■ **Your task**: Format every line of the listing below as a JSON list of strings, one string per line, omitting blank lines. Leave the pictures out of the answer.
### Data supplied ###
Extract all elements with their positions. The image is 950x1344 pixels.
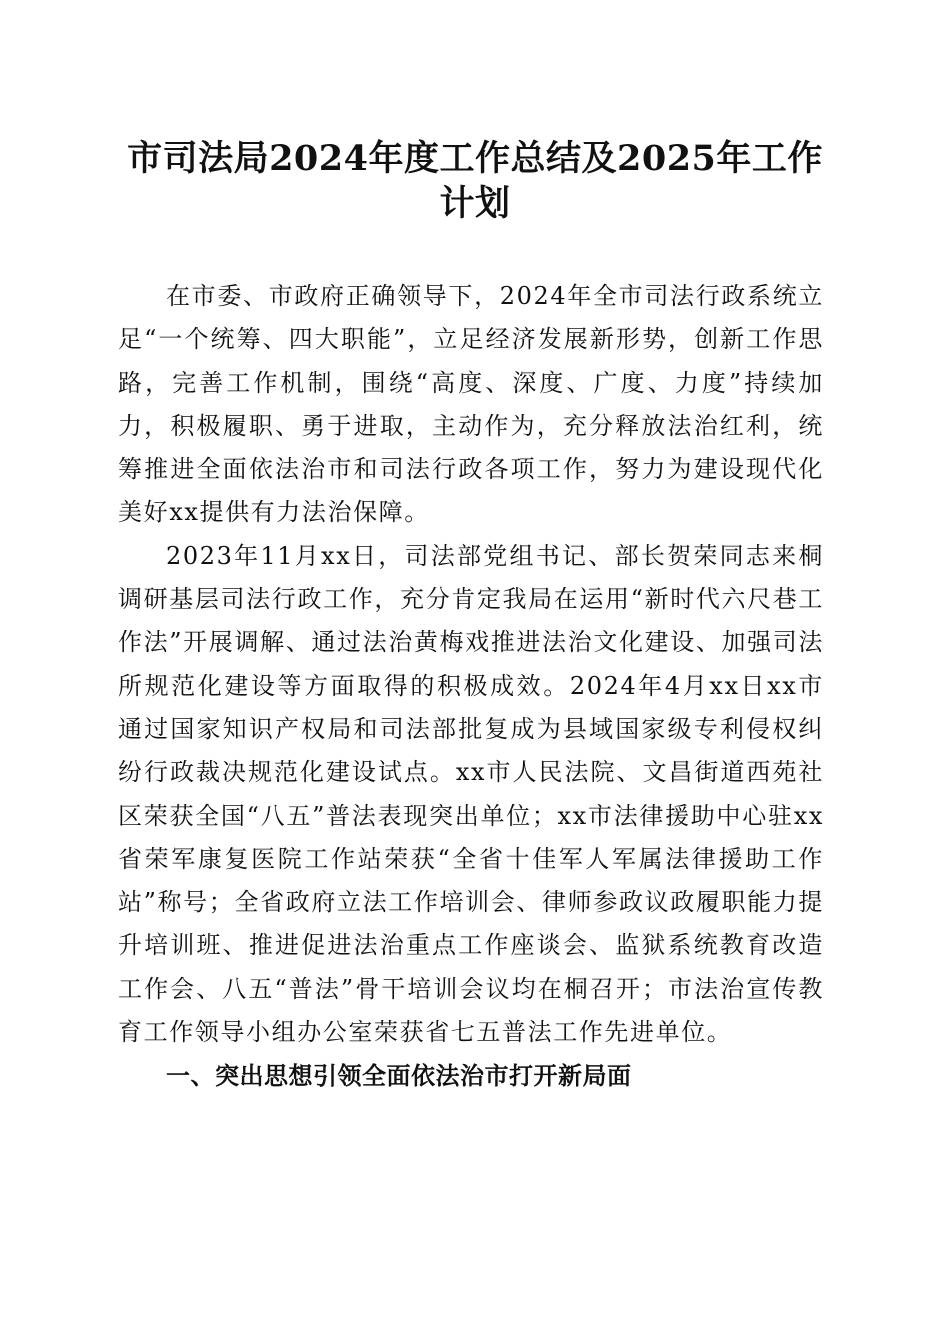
section-heading: 一、突出思想引领全面依法治市打开新局面	[166, 1062, 632, 1091]
document-body	[118, 275, 824, 1099]
intro-paragraph: 在市委、市政府正确领导下，2024年全市司法行政系统立足“一个统筹、四大职能”，立足经济发展新形势，创新工作思路，完善工作机制，围绕“高度、深度、广度、力度”持续加力，积极履职、勇于进取，主动作为，充分释放法治红利，统筹推进全面依法治市和司法行政各项工作，努力为建设现代化美好xx提供有力法治保障。	[118, 282, 824, 527]
document-title: 市司法局2024年度工作总结及2025年工作计划	[127, 138, 823, 224]
achievements-paragraph: 2023年11月xx日，司法部党组书记、部长贺荣同志来桐调研基层司法行政工作，充分肯定我局在运用“新时代六尺巷工作法”开展调解、通过法治黄梅戏推进法治文化建设、加强司法所规范化建设等方面取得的积极成效。2024年4月xx日xx市通过国家知识产权局和司法部批复成为县域国家级专利侵权纠纷行政裁决规范化建设试点。xx市人民法院、文昌街道西苑社区荣获全国“八五”普法表现突出单位；xx市法律援助中心驻xx省荣军康复医院工作站荣获“全省十佳军人军属法律援助工作站”称号；全省政府立法工作培训会、律师参政议政履职能力提升培训班、推进促进法治重点工作座谈会、监狱系统教育改造工作会、八五“普法”骨干培训会议均在桐召开；市法治宣传教育工作领导小组办公室荣获省七五普法工作先进单位。	[118, 541, 824, 1047]
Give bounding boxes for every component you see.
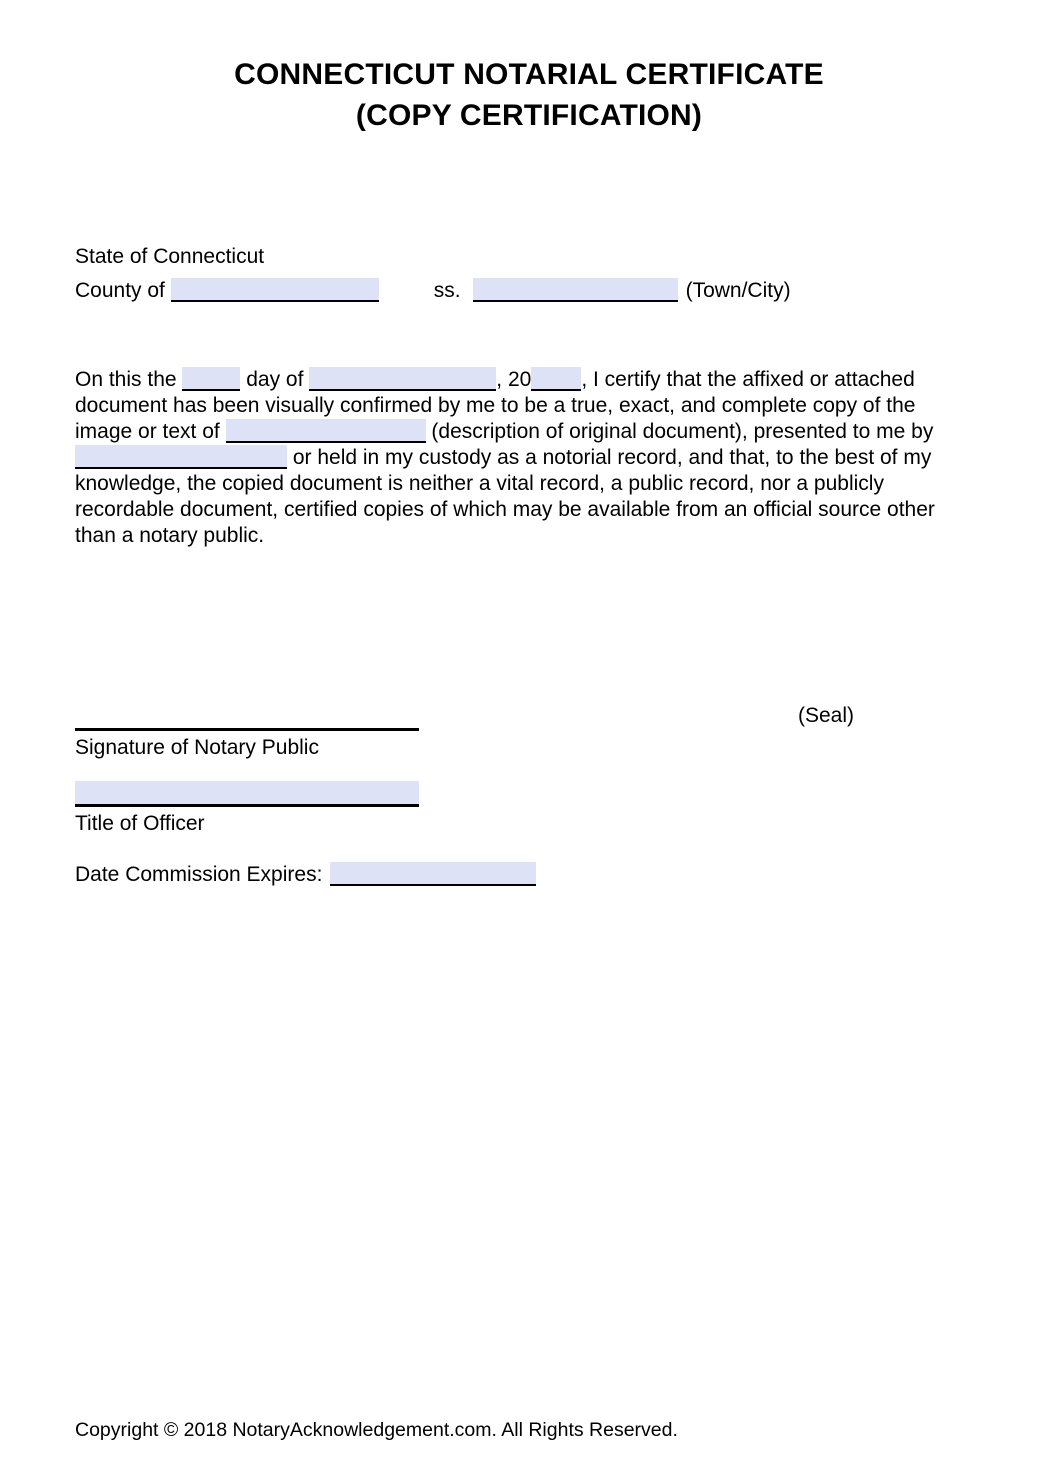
commission-expires-field[interactable] <box>330 862 536 886</box>
town-city-label: (Town/City) <box>685 279 791 302</box>
county-label: County of <box>75 279 171 302</box>
officer-title-label: Title of Officer <box>75 812 205 835</box>
description-field[interactable] <box>226 419 426 443</box>
presented-by-field[interactable] <box>75 445 287 469</box>
seal-label: (Seal) <box>798 704 855 727</box>
document-title <box>0 54 1058 136</box>
paragraph-line: document has been visually confirmed by me to be a true, exact, and complete copy of the <box>75 394 916 417</box>
paragraph-line <box>75 445 935 471</box>
officer-title-field[interactable] <box>75 781 419 807</box>
ss-label: ss. <box>433 279 461 302</box>
paragraph-text: image or text of <box>75 420 226 443</box>
county-field[interactable] <box>171 278 379 302</box>
commission-label: Date Commission Expires: <box>75 863 323 886</box>
day-field[interactable] <box>182 367 240 391</box>
paragraph-text: or held in my custody as a notorial record, and that, to the best of my <box>287 446 932 469</box>
month-field[interactable] <box>309 367 496 391</box>
title-line-2: (COPY CERTIFICATION) <box>355 99 703 132</box>
paragraph-text: , I certify that the affixed or attached <box>581 368 915 391</box>
paragraph-text: day of <box>240 368 310 391</box>
commission-row <box>75 862 536 887</box>
paragraph-line <box>75 419 935 445</box>
county-row <box>75 277 791 305</box>
paragraph-line: recordable document, certified copies of which may be available from an official source other <box>75 498 935 521</box>
paragraph-line: knowledge, the copied document is neither a vital record, a public record, nor a publicly <box>75 472 884 495</box>
paragraph-line: than a notary public. <box>75 524 265 547</box>
paragraph-text: (description of original document), presented to me by <box>425 420 934 443</box>
copyright-footer: Copyright © 2018 NotaryAcknowledgement.com. All Rights Reserved. <box>75 1419 678 1441</box>
town-city-field[interactable] <box>473 278 678 302</box>
state-line: State of Connecticut <box>75 245 265 268</box>
certification-paragraph <box>75 367 935 549</box>
venue-block <box>75 243 791 305</box>
signature-line <box>75 728 419 731</box>
year-field[interactable] <box>531 367 581 391</box>
paragraph-text: , 20 <box>496 368 532 391</box>
title-line-1: CONNECTICUT NOTARIAL CERTIFICATE <box>234 58 824 91</box>
signature-label: Signature of Notary Public <box>75 736 319 759</box>
paragraph-text: On this the <box>75 368 183 391</box>
paragraph-line <box>75 367 935 393</box>
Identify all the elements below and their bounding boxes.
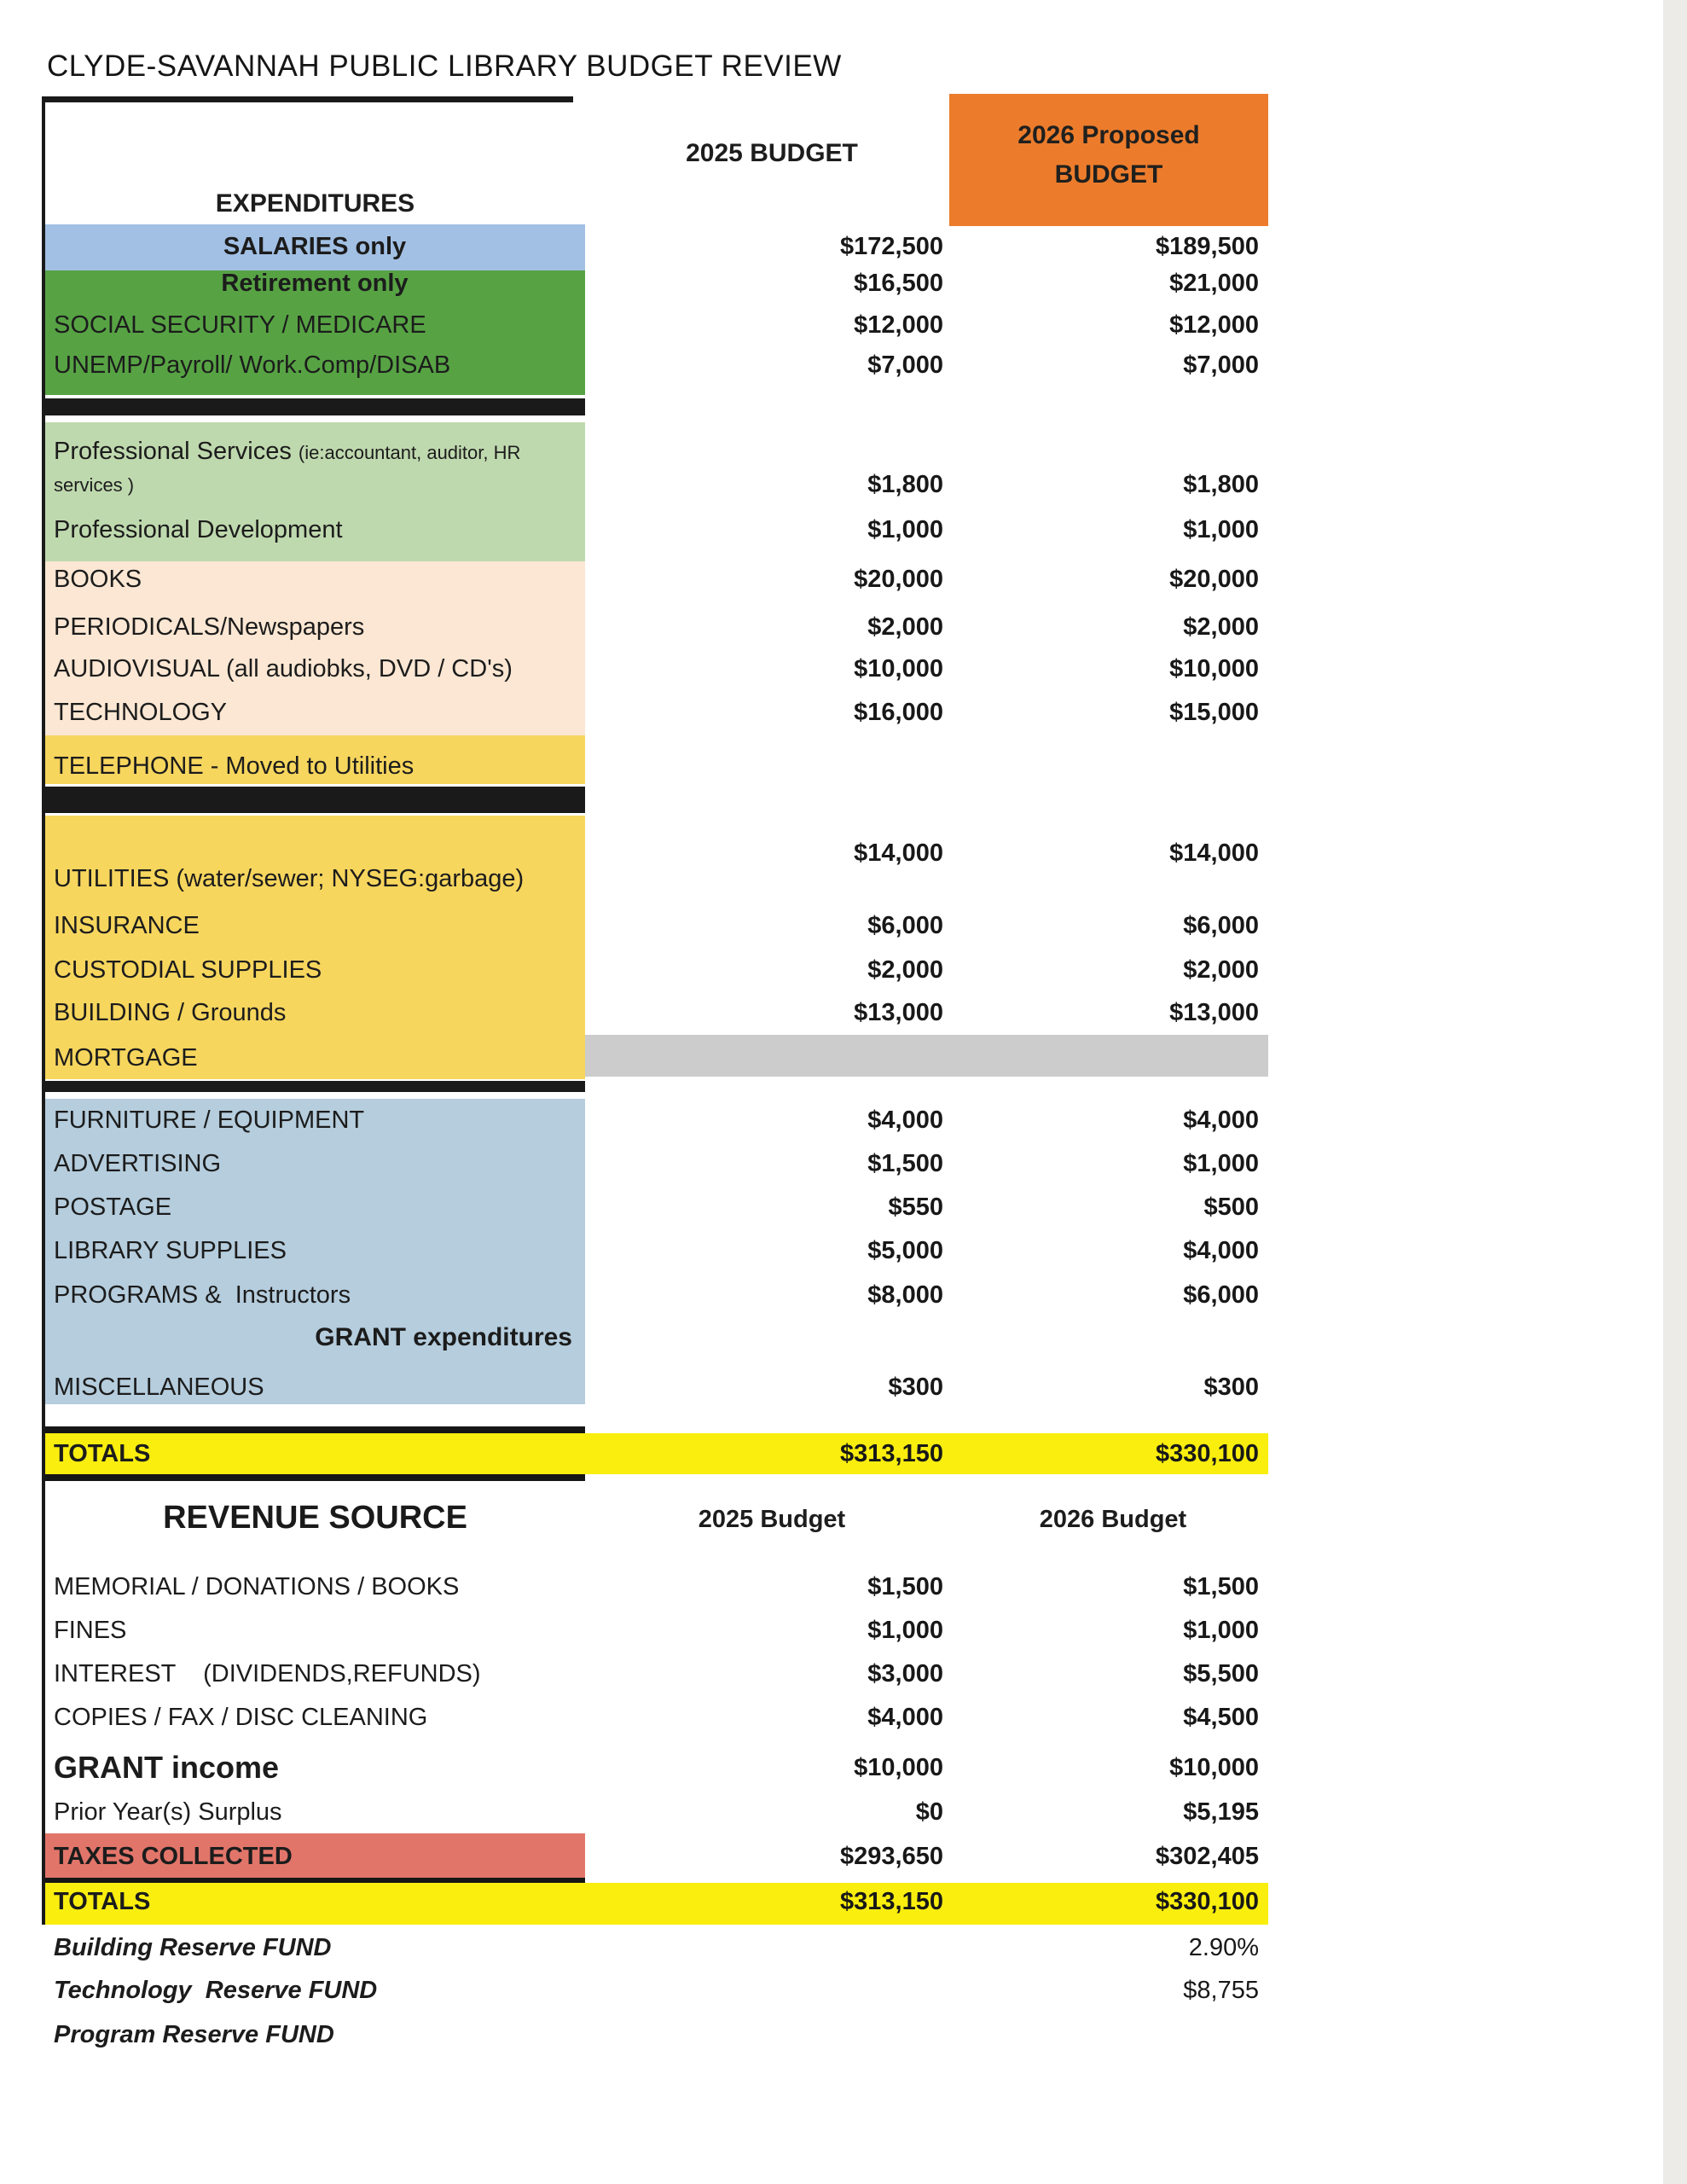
###
■ **Written answer**:
[
  "Extract all elements with their positions. The image is 950x1344 pixels.",
  "section-heading: 一、突出思想引领全面依法治市打开新局面\t[166, 1062, 632, 1091]",
  "document-body\t[118, 275, 824, 1099]",
  "intro-paragraph: 在市委、市政府正确领导下，2024年全市司法行政系统立足“一个统筹、四大职能”，立足经济发展新形势，创新工作思路，完善工作机制，围绕“高度、深度、广度、力度”持续加力，积极履职、勇于进取，主动作为，充分释放法治红利，统筹推进全面依法治市和司法行政各项工作，努力为建设现代化美好xx提供有力法治保障。\t[118, 282, 824, 527]",
  "document-title: 市司法局2024年度工作总结及2025年工作计划\t[127, 138, 823, 224]",
  "achievements-paragraph: 2023年11月xx日，司法部党组书记、部长贺荣同志来桐调研基层司法行政工作，充分肯定我局在运用“新时代六尺巷工作法”开展调解、通过法治黄梅戏推进法治文化建设、加强司法所规范化建设等方面取得的积极成效。2024年4月xx日xx市通过国家知识产权局和司法部批复成为县域国家级专利侵权纠纷行政裁决规范化建设试点。xx市人民法院、文昌街道西苑社区荣获全国“八五”普法表现突出单位；xx市法律援助中心驻xx省荣军康复医院工作站荣获“全省十佳军人军属法律援助工作站”称号；全省政府立法工作培训会、律师参政议政履职能力提升培训班、推进促进法治重点工作座谈会、监狱系统教育改造工作会、八五“普法”骨干培训会议均在桐召开；市法治宣传教育工作领导小组办公室荣获省七五普法工作先进单位。\t[118, 541, 824, 1047]",
  "Give bounding boxes for every component you see.",
  "commission-expires-field[interactable] <box>330 862 536 886</box>",
  "town-city-label: (Town/City) <box>685 279 791 302</box>",
  "county-label: County of <box>75 279 171 302</box>",
  "officer-title-label: Title of Officer <box>75 812 205 835</box>",
  "description-field[interactable] <box>226 419 426 443</box>",
  "presented-by-field[interactable] <box>75 445 287 469</box>",
  "seal-label: (Seal) <box>798 704 855 727</box>",
  "document-title <box>0 54 1058 136</box>",
  "paragraph-line: document has been visually confirmed by me to be a true, exact, and complete copy of the <box>75 394 916 417</box>",
  "paragraph-line <box>75 445 935 471</box>",
  "officer-title-field[interactable] <box>75 781 419 807</box>",
  "ss-label: ss. <box>433 279 461 302</box>",
  "paragraph-text: image or text of <box>75 420 226 443</box>",
  "county-field[interactable] <box>171 278 379 302</box>",
  "commission-label: Date Commission Expires: <box>75 863 323 886</box>",
  "day-field[interactable] <box>182 367 240 391</box>",
  "paragraph-text: or held in my custody as a notorial record, and that, to the best of my <box>287 446 932 469</box>",
  "month-field[interactable] <box>309 367 496 391</box>",
  "title-line-2: (COPY CERTIFICATION) <box>355 99 703 132</box>",
  "paragraph-text: , I certify that the affixed or attached <box>581 368 915 391</box>",
  "paragraph-text: day of <box>240 368 310 391</box>",
  "commission-row <box>75 862 536 887</box>",
  "paragraph-line <box>75 419 935 445</box>",
  "county-row <box>75 277 791 305</box>",
  "paragraph-line: recordable document, certified copies of which may be available from an official source other <box>75 498 935 521</box>",
  "paragraph-line: knowledge, the copied document is neither a vital record, a public record, nor a publicly <box>75 472 884 495</box>",
  "paragraph-line: than a notary public. <box>75 524 265 547</box>",
  "paragraph-text: (description of original document), presented to me by <box>425 420 934 443</box>",
  "copyright-footer: Copyright © 2018 NotaryAcknowledgement.com. All Rights Reserved. <box>75 1419 678 1441</box>",
  "town-city-field[interactable] <box>473 278 678 302</box>",
  "state-line: State of Connecticut <box>75 245 265 268</box>",
  "certification-paragraph <box>75 367 935 549</box>",
  "venue-block <box>75 243 791 305</box>",
  "signature-line <box>75 728 419 731</box>",
  "year-field[interactable] <box>531 367 581 391</box>",
  "paragraph-text: , 20 <box>496 368 532 391</box>",
  "title-line-1: CONNECTICUT NOTARIAL CERTIFICATE <box>234 58 824 91</box>",
  "signature-label: Signature of Notary Public <box>75 736 319 759</box>",
  "paragraph-text: On this the <box>75 368 183 391</box>",
  "paragraph-line <box>75 367 935 393</box>",
  "Identify all the elements below and their bounding boxes."
]